=== The data ===

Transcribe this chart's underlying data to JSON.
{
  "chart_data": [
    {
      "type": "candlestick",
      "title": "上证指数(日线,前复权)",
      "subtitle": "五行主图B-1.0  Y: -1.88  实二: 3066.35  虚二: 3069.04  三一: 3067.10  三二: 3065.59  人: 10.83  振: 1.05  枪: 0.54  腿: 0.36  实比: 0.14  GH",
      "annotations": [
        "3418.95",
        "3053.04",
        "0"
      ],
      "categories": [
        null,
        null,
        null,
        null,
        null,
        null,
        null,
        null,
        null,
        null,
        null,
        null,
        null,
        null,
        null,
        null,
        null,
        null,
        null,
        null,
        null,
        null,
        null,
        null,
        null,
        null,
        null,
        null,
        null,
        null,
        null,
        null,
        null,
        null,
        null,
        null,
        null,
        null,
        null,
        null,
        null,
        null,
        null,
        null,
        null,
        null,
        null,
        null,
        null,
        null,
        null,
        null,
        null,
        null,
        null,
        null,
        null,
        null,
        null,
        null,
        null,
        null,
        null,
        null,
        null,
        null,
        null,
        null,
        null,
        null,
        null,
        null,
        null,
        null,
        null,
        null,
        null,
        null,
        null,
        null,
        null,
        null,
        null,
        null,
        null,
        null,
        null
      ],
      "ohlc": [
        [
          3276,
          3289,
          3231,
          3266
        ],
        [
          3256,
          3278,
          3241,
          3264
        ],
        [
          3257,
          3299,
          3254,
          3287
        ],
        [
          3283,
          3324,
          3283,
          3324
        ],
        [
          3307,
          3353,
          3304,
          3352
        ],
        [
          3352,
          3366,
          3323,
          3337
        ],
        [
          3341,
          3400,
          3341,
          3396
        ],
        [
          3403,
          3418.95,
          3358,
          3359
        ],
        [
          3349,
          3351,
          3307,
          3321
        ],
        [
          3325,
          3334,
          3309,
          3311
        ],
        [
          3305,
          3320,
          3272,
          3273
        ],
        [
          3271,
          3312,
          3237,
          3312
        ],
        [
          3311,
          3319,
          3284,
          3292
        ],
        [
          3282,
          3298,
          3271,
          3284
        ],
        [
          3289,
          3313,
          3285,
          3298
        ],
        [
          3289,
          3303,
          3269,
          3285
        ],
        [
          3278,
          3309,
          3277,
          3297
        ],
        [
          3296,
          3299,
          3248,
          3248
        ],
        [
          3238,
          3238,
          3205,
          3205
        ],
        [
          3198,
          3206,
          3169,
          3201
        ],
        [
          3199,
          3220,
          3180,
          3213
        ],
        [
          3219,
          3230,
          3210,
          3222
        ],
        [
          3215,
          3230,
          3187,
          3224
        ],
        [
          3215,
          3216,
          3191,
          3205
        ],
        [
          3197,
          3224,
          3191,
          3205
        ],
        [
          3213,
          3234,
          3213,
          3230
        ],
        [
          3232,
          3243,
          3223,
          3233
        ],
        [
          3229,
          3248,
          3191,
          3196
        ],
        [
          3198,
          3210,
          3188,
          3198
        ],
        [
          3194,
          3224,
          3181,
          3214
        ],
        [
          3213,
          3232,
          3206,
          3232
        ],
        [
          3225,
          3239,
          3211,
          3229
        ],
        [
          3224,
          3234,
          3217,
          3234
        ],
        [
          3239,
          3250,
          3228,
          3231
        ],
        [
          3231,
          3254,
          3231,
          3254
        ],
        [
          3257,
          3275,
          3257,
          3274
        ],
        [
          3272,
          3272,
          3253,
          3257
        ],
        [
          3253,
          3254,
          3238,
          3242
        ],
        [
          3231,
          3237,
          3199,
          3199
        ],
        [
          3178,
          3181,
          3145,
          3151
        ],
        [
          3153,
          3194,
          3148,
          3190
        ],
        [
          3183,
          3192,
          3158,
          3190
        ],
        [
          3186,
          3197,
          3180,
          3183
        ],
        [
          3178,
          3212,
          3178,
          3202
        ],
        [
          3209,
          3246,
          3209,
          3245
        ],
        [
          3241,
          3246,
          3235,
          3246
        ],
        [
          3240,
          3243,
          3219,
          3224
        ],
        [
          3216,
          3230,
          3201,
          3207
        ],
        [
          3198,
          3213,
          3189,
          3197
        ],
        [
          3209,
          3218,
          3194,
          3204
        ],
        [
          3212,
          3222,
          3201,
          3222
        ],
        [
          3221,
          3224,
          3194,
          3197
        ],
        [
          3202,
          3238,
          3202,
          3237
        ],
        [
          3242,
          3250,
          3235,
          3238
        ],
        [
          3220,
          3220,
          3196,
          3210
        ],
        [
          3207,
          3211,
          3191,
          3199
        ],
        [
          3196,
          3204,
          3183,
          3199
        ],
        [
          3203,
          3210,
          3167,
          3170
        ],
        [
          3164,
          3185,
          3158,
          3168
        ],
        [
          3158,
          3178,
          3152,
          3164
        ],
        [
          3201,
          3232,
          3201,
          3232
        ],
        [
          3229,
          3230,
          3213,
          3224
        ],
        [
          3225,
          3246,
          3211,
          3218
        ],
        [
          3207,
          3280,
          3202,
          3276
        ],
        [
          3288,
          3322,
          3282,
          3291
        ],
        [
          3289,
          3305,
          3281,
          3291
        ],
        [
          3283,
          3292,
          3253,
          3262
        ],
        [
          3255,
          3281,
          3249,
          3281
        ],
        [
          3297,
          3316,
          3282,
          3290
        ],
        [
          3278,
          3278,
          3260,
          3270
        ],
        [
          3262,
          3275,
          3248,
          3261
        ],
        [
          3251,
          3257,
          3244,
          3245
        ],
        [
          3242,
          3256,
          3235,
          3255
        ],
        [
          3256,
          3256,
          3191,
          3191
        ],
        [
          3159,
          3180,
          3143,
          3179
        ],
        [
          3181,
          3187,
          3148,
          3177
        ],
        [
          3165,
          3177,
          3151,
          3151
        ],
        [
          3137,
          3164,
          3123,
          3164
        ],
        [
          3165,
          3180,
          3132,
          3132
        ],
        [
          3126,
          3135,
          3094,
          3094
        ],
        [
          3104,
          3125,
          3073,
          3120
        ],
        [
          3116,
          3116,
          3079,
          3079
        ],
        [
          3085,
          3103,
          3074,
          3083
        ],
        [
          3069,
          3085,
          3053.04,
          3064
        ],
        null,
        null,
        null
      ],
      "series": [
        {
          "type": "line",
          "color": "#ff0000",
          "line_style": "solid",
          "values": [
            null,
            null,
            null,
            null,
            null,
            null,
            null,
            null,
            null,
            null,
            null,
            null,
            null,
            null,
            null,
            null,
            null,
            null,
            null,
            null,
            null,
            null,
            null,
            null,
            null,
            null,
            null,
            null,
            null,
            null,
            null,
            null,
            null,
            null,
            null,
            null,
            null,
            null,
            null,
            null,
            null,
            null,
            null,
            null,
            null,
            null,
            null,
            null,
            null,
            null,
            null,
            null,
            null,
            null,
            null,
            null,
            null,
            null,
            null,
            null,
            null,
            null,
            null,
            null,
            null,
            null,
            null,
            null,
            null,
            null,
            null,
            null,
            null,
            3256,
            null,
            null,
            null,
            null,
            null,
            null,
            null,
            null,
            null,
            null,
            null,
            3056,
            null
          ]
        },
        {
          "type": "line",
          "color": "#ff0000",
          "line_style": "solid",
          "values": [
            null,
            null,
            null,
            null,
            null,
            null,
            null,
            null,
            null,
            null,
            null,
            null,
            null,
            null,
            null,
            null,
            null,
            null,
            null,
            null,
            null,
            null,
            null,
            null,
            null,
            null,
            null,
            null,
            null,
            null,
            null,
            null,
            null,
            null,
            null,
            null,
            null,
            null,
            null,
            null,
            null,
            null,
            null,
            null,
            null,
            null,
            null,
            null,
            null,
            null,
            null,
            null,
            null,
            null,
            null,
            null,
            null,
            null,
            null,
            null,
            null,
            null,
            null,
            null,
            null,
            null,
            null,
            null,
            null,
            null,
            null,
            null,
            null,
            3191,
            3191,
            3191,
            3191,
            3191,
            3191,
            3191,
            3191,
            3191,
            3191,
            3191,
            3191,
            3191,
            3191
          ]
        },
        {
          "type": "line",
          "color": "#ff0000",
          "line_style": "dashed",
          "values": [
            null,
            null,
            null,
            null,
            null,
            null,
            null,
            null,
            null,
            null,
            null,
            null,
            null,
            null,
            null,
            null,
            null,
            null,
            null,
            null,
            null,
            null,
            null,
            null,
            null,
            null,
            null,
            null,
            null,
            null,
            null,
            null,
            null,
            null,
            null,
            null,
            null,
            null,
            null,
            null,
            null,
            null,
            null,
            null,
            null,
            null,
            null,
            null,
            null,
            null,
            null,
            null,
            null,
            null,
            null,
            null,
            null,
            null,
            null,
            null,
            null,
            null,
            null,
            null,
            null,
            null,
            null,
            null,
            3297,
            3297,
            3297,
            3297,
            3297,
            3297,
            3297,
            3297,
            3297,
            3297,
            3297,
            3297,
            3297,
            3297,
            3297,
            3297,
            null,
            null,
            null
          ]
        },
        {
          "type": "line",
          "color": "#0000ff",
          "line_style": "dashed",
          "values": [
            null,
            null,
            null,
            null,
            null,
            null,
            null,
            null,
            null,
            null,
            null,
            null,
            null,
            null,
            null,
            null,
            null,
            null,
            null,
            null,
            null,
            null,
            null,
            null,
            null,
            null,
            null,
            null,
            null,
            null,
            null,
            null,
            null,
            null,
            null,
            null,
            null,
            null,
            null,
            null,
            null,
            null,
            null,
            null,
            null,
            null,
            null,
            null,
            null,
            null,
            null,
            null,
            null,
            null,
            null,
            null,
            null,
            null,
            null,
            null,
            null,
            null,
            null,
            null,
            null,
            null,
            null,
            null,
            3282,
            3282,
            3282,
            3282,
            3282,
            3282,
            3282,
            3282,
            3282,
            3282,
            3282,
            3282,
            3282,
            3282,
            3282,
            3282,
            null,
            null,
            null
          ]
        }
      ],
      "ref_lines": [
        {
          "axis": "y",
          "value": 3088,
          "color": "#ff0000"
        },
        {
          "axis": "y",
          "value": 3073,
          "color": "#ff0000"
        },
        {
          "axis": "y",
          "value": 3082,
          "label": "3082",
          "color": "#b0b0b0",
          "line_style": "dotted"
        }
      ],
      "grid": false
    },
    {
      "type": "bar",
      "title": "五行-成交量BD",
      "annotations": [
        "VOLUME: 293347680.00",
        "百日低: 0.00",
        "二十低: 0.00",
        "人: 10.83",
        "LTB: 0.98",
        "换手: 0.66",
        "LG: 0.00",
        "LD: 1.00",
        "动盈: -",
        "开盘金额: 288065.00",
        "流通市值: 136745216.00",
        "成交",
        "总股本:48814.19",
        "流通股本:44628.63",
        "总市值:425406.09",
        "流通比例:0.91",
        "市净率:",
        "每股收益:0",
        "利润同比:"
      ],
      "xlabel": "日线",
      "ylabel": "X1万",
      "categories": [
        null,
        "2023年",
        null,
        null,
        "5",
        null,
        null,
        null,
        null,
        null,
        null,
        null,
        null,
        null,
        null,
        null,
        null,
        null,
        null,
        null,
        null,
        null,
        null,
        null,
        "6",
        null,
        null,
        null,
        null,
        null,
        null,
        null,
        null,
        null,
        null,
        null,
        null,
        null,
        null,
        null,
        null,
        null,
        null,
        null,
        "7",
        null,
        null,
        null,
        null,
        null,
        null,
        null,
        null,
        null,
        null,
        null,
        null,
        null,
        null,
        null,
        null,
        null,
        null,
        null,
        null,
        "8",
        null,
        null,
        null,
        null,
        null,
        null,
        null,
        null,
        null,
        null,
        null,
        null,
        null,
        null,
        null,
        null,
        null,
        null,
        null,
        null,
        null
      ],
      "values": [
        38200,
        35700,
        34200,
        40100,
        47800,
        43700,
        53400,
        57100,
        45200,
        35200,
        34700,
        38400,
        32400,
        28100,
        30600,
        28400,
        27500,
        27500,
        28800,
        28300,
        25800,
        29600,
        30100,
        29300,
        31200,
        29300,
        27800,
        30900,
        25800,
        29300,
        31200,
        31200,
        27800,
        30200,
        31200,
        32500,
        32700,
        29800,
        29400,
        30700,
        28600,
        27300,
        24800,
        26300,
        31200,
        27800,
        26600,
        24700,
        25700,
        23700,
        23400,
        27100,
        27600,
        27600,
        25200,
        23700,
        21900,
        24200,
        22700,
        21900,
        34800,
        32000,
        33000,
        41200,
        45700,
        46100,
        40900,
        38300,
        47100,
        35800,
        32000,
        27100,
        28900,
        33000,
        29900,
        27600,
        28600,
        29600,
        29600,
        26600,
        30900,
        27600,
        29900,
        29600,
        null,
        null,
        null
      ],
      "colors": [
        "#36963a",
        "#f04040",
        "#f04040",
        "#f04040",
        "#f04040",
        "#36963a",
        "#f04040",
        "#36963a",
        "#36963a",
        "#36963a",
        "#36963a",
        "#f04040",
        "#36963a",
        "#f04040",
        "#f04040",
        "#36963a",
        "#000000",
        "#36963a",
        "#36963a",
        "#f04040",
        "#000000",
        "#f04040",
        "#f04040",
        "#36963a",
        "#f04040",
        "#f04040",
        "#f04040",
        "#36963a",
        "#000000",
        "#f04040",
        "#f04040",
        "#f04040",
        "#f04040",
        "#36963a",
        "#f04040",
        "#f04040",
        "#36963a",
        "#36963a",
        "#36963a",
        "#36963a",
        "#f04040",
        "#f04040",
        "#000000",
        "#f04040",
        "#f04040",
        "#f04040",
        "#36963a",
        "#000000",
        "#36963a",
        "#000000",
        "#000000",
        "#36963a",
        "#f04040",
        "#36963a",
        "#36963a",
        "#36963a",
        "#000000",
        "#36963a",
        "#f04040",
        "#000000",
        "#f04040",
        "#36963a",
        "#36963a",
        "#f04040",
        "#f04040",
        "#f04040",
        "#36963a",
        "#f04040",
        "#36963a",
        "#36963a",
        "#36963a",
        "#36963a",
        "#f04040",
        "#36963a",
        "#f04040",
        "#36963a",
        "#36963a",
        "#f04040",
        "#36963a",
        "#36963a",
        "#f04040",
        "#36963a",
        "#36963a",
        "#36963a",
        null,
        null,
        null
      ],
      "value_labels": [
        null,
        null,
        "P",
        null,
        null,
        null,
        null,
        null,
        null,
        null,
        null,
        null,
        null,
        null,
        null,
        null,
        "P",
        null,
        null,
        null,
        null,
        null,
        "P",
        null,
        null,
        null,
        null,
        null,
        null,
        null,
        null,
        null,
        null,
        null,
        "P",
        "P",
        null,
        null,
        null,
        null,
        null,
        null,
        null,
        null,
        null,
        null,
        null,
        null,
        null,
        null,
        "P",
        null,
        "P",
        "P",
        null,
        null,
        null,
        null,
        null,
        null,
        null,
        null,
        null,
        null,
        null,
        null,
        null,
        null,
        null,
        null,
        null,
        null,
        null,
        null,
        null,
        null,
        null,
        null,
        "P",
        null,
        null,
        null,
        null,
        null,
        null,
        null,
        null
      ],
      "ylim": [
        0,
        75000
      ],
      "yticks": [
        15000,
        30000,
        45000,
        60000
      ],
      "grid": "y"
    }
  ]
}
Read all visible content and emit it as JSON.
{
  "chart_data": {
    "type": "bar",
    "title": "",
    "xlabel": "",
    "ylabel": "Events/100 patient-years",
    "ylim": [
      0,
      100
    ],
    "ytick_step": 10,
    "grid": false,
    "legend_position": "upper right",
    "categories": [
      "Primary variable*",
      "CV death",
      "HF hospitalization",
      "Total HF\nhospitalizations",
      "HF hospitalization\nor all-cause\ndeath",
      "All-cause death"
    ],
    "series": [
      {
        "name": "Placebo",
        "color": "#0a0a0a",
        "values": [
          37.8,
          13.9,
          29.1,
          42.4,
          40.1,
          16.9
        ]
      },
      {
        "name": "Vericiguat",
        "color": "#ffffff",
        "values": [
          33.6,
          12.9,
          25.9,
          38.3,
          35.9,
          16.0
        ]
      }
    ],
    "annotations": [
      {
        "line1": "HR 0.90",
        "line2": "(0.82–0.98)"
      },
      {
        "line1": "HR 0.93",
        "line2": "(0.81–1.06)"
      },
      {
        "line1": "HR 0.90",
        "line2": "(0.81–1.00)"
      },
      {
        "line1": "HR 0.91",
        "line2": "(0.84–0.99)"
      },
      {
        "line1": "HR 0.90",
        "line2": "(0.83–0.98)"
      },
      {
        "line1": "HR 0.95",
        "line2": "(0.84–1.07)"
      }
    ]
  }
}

===

Give again, word for word, every line from the one holding "Read all visible content and emit it as JSON." to the end of the data.

| Correct result |
Read all visible content and emit it as JSON.
{
  "chart_data": {
    "type": "bar",
    "title": "",
    "xlabel": "",
    "ylabel": "Events/100 patient-years",
    "ylim": [
      0,
      100
    ],
    "ytick_step": 10,
    "grid": false,
    "legend_position": "upper right",
    "categories": [
      "Primary variable*",
      "CV death",
      "HF hospitalization",
      "Total HF\nhospitalizations",
      "HF hospitalization\nor all-cause\ndeath",
      "All-cause death"
    ],
    "series": [
      {
        "name": "Placebo",
        "color": "#0a0a0a",
        "values": [
          37.8,
          13.9,
          29.1,
          42.4,
          40.1,
          16.9
        ]
      },
      {
        "name": "Vericiguat",
        "color": "#ffffff",
        "values": [
          33.6,
          12.9,
          25.9,
          38.3,
          35.9,
          16.0
        ]
      }
    ],
    "annotations": [
      {
        "line1": "HR 0.90",
        "line2": "(0.82–0.98)"
      },
      {
        "line1": "HR 0.93",
        "line2": "(0.81–1.06)"
      },
      {
        "line1": "HR 0.90",
        "line2": "(0.81–1.00)"
      },
      {
        "line1": "HR 0.91",
        "line2": "(0.84–0.99)"
      },
      {
        "line1": "HR 0.90",
        "line2": "(0.83–0.98)"
      },
      {
        "line1": "HR 0.95",
        "line2": "(0.84–1.07)"
      }
    ]
  }
}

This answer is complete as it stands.